• [Task description]: For this exercise, repeat all of the material verbatim apart from its images.
━━ Records for this exercise
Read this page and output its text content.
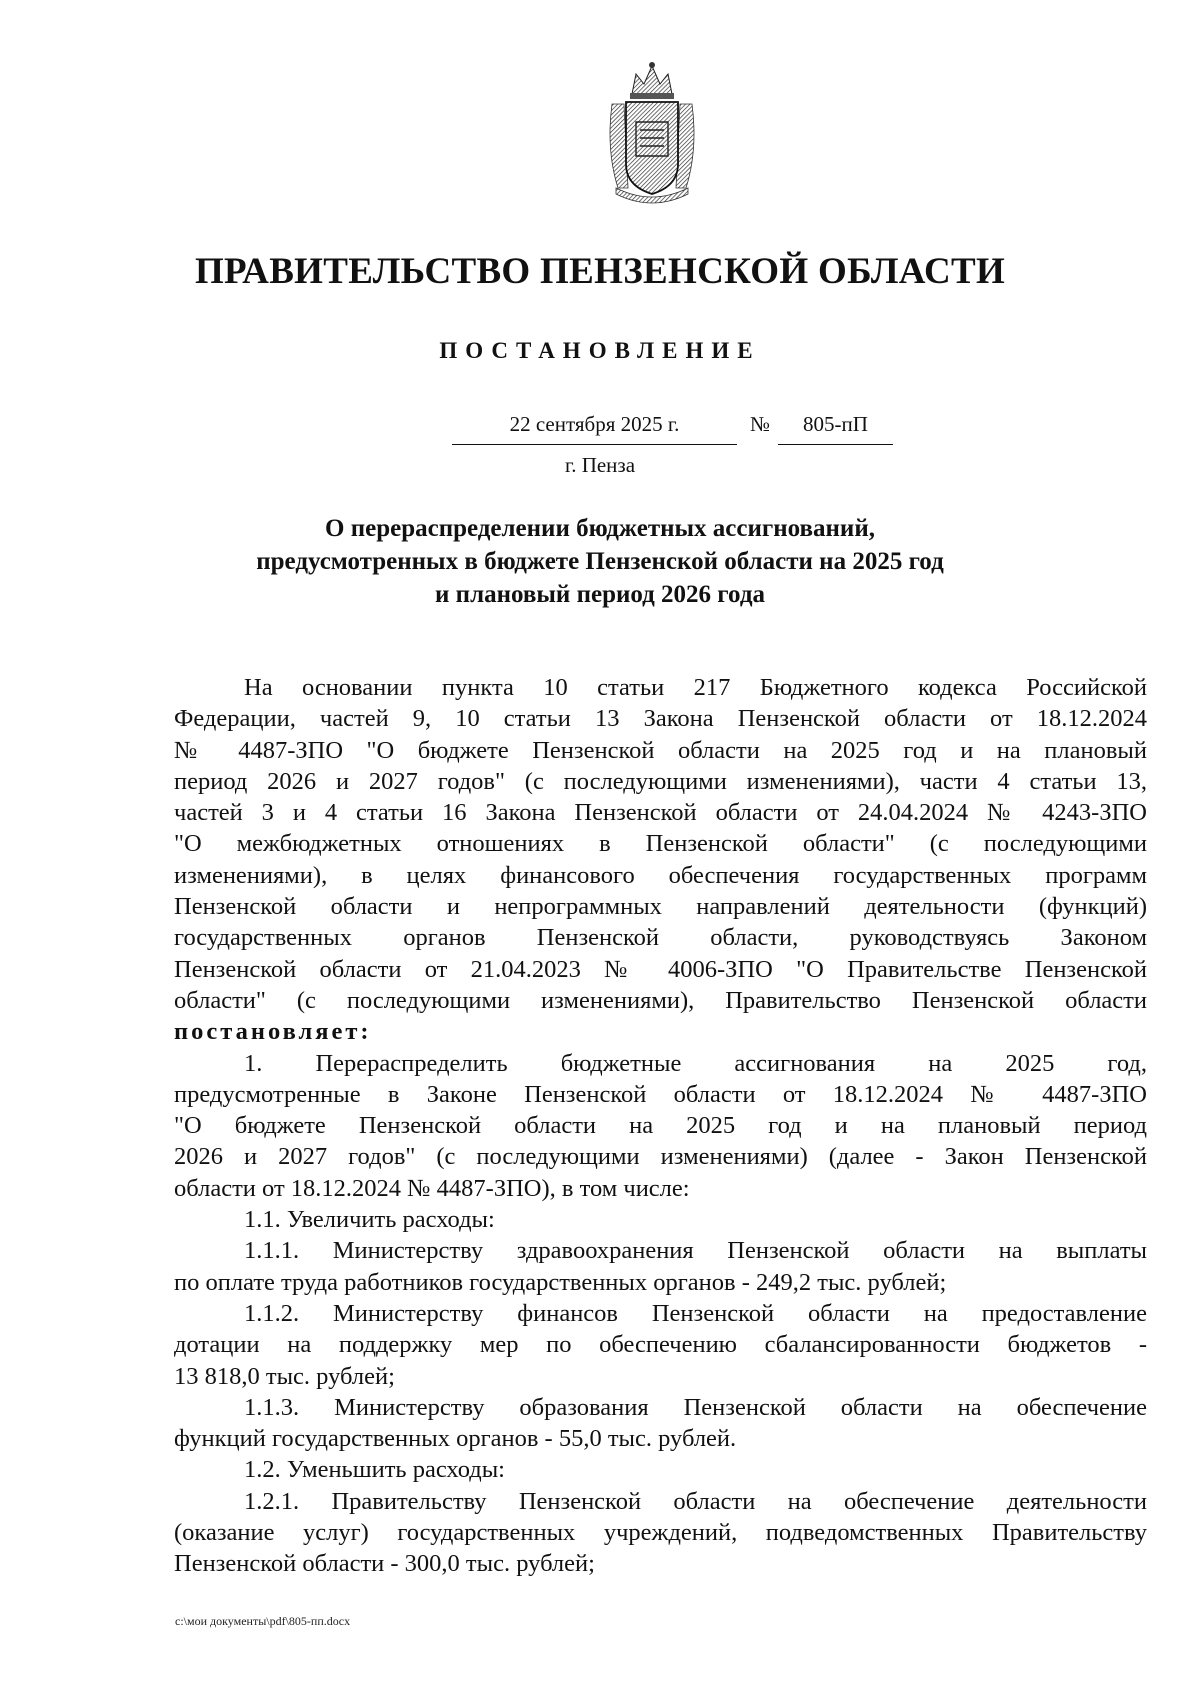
ПРАВИТЕЛЬСТВО ПЕНЗЕНСКОЙ ОБЛАСТИ
ПОСТАНОВЛЕНИЕ
22 сентября 2025 г.	№	805-пП
г. Пенза
О перераспределении бюджетных ассигнований,
предусмотренных в бюджете Пензенской области на 2025 год
и плановый период 2026 года
На основании пункта 10 статьи 217 Бюджетного кодекса Российской
Федерации, частей 9, 10 статьи 13 Закона Пензенской области от 18.12.2024
№ 4487-ЗПО "О бюджете Пензенской области на 2025 год и на плановый
период 2026 и 2027 годов" (с последующими изменениями), части 4 статьи 13,
частей 3 и 4 статьи 16 Закона Пензенской области от 24.04.2024 № 4243-ЗПО
"О межбюджетных отношениях в Пензенской области" (с последующими
изменениями), в целях финансового обеспечения государственных программ
Пензенской области и непрограммных направлений деятельности (функций)
государственных органов Пензенской области, руководствуясь Законом
Пензенской области от 21.04.2023 № 4006-ЗПО "О Правительстве Пензенской
области" (с последующими изменениями), Правительство Пензенской области
постановляет:
1. Перераспределить бюджетные ассигнования на 2025 год,
предусмотренные в Законе Пензенской области от 18.12.2024 № 4487-ЗПО
"О бюджете Пензенской области на 2025 год и на плановый период
2026 и 2027 годов" (с последующими изменениями) (далее - Закон Пензенской
области от 18.12.2024 № 4487-ЗПО), в том числе:
1.1. Увеличить расходы:
1.1.1. Министерству здравоохранения Пензенской области на выплаты
по оплате труда работников государственных органов - 249,2 тыс. рублей;
1.1.2. Министерству финансов Пензенской области на предоставление
дотации на поддержку мер по обеспечению сбалансированности бюджетов -
13 818,0 тыс. рублей;
1.1.3. Министерству образования Пензенской области на обеспечение
функций государственных органов - 55,0 тыс. рублей.
1.2. Уменьшить расходы:
1.2.1. Правительству Пензенской области на обеспечение деятельности
(оказание услуг) государственных учреждений, подведомственных Правительству
Пензенской области - 300,0 тыс. рублей;
c:\мои документы\pdf\805-пп.docx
━━━━
• [Response to the exercise]:
Read this page and output its text content.
ПРАВИТЕЛЬСТВО ПЕНЗЕНСКОЙ ОБЛАСТИ
ПОСТАНОВЛЕНИЕ
22 сентября 2025 г.	№	805-пП
г. Пенза
О перераспределении бюджетных ассигнований,
предусмотренных в бюджете Пензенской области на 2025 год
и плановый период 2026 года
На основании пункта 10 статьи 217 Бюджетного кодекса Российской
Федерации, частей 9, 10 статьи 13 Закона Пензенской области от 18.12.2024
№ 4487-ЗПО "О бюджете Пензенской области на 2025 год и на плановый
период 2026 и 2027 годов" (с последующими изменениями), части 4 статьи 13,
частей 3 и 4 статьи 16 Закона Пензенской области от 24.04.2024 № 4243-ЗПО
"О межбюджетных отношениях в Пензенской области" (с последующими
изменениями), в целях финансового обеспечения государственных программ
Пензенской области и непрограммных направлений деятельности (функций)
государственных органов Пензенской области, руководствуясь Законом
Пензенской области от 21.04.2023 № 4006-ЗПО "О Правительстве Пензенской
области" (с последующими изменениями), Правительство Пензенской области
постановляет:
1. Перераспределить бюджетные ассигнования на 2025 год,
предусмотренные в Законе Пензенской области от 18.12.2024 № 4487-ЗПО
"О бюджете Пензенской области на 2025 год и на плановый период
2026 и 2027 годов" (с последующими изменениями) (далее - Закон Пензенской
области от 18.12.2024 № 4487-ЗПО), в том числе:
1.1. Увеличить расходы:
1.1.1. Министерству здравоохранения Пензенской области на выплаты
по оплате труда работников государственных органов - 249,2 тыс. рублей;
1.1.2. Министерству финансов Пензенской области на предоставление
дотации на поддержку мер по обеспечению сбалансированности бюджетов -
13 818,0 тыс. рублей;
1.1.3. Министерству образования Пензенской области на обеспечение
функций государственных органов - 55,0 тыс. рублей.
1.2. Уменьшить расходы:
1.2.1. Правительству Пензенской области на обеспечение деятельности
(оказание услуг) государственных учреждений, подведомственных Правительству
Пензенской области - 300,0 тыс. рублей;
c:\мои документы\pdf\805-пп.docx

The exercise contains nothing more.